(Dataset excerpt)

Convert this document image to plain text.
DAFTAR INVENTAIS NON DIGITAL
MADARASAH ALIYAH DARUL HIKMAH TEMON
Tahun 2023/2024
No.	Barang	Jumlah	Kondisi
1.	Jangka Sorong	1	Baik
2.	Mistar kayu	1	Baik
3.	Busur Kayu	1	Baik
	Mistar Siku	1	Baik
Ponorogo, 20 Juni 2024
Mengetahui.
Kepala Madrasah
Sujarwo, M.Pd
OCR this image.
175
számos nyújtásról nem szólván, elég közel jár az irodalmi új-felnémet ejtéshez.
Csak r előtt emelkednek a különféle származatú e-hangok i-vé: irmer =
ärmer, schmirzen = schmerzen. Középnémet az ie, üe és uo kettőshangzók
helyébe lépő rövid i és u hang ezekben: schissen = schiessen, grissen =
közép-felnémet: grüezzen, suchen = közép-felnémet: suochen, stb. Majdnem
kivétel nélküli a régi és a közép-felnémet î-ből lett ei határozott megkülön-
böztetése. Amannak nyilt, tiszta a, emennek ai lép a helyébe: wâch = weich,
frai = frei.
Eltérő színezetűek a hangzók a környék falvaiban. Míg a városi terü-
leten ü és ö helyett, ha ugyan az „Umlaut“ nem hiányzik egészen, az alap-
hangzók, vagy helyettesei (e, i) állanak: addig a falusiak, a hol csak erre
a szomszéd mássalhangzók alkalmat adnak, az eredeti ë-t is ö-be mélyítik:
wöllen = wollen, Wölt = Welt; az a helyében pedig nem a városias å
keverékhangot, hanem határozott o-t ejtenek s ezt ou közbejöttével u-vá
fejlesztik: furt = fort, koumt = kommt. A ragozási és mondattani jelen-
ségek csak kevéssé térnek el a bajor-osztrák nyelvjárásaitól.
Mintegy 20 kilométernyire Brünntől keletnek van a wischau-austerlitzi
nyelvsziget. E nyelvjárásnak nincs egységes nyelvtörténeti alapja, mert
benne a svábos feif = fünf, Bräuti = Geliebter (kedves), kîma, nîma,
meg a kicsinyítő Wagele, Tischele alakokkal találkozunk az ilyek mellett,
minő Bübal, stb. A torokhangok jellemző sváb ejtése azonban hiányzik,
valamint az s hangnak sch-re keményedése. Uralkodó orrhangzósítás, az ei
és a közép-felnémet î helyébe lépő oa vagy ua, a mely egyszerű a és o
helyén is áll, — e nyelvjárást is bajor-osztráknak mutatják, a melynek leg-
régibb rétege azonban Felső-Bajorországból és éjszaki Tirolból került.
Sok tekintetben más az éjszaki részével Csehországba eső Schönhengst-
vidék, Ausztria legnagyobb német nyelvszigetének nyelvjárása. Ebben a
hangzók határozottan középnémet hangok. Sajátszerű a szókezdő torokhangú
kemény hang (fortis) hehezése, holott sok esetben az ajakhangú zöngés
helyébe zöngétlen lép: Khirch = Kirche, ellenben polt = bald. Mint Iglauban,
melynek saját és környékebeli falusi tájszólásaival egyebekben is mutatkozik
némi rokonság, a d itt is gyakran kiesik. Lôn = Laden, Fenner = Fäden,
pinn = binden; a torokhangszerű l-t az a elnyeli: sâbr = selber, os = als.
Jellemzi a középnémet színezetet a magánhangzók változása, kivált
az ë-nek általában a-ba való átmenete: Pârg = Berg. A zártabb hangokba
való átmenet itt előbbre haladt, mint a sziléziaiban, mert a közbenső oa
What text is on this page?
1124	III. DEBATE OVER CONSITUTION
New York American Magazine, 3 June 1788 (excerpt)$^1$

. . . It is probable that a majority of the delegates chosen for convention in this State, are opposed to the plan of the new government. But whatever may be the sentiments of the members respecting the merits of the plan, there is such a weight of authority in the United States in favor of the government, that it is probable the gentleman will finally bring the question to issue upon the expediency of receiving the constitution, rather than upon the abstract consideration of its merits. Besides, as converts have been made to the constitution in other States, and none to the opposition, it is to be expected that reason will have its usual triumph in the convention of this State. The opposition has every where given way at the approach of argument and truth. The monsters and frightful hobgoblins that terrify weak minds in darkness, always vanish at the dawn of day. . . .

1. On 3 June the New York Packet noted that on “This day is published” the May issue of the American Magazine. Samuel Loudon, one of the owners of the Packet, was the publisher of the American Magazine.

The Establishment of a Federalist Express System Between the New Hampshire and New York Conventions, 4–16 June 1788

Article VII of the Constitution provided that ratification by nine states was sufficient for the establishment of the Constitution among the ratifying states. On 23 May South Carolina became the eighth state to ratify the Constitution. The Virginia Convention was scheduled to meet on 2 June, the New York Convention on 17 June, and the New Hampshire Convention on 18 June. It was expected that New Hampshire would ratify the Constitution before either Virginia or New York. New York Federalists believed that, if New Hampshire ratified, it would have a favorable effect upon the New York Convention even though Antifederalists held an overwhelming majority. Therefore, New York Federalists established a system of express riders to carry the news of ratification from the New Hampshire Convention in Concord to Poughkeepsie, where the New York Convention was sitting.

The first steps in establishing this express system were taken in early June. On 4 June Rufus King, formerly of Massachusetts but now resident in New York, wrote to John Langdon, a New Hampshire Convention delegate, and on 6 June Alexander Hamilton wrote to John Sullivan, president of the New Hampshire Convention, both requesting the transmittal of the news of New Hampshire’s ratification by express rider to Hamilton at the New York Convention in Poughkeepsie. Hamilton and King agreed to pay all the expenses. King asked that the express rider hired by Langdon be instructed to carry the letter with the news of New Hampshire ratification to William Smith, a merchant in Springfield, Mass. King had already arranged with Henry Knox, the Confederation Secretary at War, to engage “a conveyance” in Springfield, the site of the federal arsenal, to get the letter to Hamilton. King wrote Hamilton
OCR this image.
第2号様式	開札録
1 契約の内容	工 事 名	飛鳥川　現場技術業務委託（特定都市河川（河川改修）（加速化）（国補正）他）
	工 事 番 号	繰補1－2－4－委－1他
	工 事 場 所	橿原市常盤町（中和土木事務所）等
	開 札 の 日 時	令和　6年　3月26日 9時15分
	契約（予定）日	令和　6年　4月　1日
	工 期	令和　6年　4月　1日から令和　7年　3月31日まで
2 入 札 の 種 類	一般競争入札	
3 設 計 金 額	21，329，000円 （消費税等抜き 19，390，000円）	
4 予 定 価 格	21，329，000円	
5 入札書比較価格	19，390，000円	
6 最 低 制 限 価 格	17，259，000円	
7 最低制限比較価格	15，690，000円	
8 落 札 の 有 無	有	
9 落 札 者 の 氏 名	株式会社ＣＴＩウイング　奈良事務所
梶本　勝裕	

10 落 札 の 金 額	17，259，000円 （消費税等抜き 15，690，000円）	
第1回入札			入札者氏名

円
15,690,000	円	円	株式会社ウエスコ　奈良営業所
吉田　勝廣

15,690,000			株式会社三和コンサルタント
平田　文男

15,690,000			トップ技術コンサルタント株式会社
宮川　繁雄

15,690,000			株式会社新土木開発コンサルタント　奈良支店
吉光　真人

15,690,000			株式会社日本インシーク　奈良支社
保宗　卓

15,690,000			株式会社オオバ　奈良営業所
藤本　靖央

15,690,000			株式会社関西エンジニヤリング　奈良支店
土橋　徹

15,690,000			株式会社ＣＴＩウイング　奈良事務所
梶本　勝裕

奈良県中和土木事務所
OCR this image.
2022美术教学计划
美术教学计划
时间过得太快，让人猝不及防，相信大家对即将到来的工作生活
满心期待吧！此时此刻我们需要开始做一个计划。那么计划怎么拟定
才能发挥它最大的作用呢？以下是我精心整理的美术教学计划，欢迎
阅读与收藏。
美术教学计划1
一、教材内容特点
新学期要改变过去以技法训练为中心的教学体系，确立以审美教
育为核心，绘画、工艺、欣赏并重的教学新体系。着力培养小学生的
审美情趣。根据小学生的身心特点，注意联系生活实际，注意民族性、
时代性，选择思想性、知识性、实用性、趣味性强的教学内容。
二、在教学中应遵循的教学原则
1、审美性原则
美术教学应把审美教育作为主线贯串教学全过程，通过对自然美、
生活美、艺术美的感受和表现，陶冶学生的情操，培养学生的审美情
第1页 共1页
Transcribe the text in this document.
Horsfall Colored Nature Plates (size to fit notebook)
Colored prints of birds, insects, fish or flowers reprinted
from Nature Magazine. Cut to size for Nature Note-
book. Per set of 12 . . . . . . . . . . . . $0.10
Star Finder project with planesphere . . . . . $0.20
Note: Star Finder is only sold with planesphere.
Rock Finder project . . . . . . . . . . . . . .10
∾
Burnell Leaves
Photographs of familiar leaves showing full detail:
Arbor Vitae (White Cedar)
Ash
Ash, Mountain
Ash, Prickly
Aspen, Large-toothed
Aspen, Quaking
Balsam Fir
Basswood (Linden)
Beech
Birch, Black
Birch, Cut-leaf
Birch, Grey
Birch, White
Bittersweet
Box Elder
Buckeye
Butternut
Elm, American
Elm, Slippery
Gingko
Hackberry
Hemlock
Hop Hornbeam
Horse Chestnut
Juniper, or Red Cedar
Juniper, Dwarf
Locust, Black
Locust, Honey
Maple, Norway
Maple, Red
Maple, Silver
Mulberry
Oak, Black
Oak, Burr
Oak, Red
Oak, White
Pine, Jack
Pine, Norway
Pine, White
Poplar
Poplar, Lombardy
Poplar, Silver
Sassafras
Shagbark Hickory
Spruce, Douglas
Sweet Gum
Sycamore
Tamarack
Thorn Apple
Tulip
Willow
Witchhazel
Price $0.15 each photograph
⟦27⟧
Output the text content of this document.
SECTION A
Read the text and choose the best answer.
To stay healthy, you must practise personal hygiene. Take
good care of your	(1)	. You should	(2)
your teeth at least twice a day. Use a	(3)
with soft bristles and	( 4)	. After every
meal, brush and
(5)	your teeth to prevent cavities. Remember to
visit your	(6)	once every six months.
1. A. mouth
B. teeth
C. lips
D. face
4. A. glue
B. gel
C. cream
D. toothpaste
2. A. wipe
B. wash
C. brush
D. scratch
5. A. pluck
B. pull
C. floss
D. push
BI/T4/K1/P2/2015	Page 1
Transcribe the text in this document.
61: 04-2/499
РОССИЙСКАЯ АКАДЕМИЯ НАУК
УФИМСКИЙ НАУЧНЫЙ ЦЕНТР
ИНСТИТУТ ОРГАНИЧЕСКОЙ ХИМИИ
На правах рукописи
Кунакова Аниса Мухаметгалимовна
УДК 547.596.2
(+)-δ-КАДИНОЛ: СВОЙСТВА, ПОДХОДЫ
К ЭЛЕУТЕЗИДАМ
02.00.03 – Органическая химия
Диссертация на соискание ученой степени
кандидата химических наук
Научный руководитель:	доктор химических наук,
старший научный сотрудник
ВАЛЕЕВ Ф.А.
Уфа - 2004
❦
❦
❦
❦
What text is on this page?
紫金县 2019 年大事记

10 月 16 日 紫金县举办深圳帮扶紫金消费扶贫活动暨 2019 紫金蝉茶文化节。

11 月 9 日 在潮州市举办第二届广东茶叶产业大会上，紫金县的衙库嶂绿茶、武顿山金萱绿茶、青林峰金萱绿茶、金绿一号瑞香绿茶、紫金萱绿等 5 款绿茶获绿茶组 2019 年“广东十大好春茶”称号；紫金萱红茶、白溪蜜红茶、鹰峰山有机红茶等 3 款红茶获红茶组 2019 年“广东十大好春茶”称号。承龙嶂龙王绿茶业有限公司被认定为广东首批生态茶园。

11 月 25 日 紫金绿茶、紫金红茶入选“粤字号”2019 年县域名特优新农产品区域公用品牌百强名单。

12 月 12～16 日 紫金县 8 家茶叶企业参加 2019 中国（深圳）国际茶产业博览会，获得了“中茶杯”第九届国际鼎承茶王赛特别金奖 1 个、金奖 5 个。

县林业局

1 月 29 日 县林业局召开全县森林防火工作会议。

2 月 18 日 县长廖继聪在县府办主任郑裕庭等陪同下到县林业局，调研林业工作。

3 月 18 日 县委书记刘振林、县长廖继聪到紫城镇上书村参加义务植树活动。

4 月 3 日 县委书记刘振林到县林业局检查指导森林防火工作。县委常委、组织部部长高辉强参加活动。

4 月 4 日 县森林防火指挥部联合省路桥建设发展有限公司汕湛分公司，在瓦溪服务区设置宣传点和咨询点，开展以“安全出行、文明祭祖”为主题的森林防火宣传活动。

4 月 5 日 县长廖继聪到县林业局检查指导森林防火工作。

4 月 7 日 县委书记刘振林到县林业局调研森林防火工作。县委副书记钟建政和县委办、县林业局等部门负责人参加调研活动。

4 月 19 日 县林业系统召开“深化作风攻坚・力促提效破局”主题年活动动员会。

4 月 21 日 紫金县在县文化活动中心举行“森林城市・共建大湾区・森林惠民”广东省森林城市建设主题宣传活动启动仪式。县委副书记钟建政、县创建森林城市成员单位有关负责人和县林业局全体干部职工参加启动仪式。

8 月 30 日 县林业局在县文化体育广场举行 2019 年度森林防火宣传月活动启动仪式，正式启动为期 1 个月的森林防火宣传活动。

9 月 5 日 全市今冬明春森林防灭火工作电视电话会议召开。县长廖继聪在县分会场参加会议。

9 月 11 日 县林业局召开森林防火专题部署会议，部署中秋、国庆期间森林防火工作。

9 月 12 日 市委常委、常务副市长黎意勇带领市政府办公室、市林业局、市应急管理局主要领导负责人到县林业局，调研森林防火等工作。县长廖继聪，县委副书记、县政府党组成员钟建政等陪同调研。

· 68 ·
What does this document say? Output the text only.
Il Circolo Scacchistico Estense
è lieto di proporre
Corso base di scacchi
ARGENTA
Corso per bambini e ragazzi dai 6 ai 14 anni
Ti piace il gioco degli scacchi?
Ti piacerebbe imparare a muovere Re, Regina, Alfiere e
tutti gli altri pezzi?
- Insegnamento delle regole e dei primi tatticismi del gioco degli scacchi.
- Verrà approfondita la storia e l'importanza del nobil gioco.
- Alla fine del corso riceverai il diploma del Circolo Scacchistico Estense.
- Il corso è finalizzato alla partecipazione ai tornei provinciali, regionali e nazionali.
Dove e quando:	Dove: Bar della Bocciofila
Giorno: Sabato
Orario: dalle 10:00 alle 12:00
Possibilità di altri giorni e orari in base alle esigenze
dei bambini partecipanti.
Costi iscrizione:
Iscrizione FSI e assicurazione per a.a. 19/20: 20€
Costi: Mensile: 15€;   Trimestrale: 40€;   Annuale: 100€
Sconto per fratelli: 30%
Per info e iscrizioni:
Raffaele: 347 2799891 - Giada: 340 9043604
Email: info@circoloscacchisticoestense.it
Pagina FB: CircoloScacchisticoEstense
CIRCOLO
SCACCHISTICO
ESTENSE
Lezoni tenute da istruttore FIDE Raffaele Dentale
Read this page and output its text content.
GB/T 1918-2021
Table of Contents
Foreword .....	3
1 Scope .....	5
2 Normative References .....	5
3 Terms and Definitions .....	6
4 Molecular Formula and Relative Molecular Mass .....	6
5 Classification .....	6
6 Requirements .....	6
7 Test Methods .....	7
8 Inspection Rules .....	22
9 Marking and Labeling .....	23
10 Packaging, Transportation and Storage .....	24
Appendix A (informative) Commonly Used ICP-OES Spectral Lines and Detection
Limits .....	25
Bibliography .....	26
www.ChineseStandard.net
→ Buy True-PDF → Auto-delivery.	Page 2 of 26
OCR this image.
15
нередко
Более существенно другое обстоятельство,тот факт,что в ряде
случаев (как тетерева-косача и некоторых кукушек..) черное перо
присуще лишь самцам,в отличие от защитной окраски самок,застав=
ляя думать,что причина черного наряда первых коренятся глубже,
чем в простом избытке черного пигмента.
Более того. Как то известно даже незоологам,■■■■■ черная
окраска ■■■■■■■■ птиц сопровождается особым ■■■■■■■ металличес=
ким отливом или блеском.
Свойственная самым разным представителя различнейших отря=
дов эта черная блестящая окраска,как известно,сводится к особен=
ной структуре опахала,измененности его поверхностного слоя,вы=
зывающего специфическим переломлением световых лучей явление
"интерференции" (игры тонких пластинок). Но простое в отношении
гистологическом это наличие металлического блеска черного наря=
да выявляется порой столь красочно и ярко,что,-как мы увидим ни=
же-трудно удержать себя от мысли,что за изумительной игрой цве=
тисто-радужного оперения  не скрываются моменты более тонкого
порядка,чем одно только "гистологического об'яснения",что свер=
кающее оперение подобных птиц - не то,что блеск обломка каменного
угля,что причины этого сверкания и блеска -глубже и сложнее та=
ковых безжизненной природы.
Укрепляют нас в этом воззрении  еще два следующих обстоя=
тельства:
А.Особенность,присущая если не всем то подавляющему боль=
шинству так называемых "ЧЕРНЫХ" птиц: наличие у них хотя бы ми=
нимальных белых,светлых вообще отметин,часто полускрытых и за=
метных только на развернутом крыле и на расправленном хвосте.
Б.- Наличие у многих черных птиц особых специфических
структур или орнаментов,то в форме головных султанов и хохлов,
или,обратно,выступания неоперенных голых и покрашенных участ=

[Problem details]
Point out every line holding the string "птиц" and copy it.

[Solution to the exercise]
окраска ■■■■■■■■ птиц сопровождается особым ■■■■■■■ металличес=
кающее оперение подобных птиц - не то,что блеск обломка каменного
шинству так называемых "ЧЕРНЫХ" птиц: наличие у них хотя бы ми=
Б.- Наличие у многих черных птиц особых специфических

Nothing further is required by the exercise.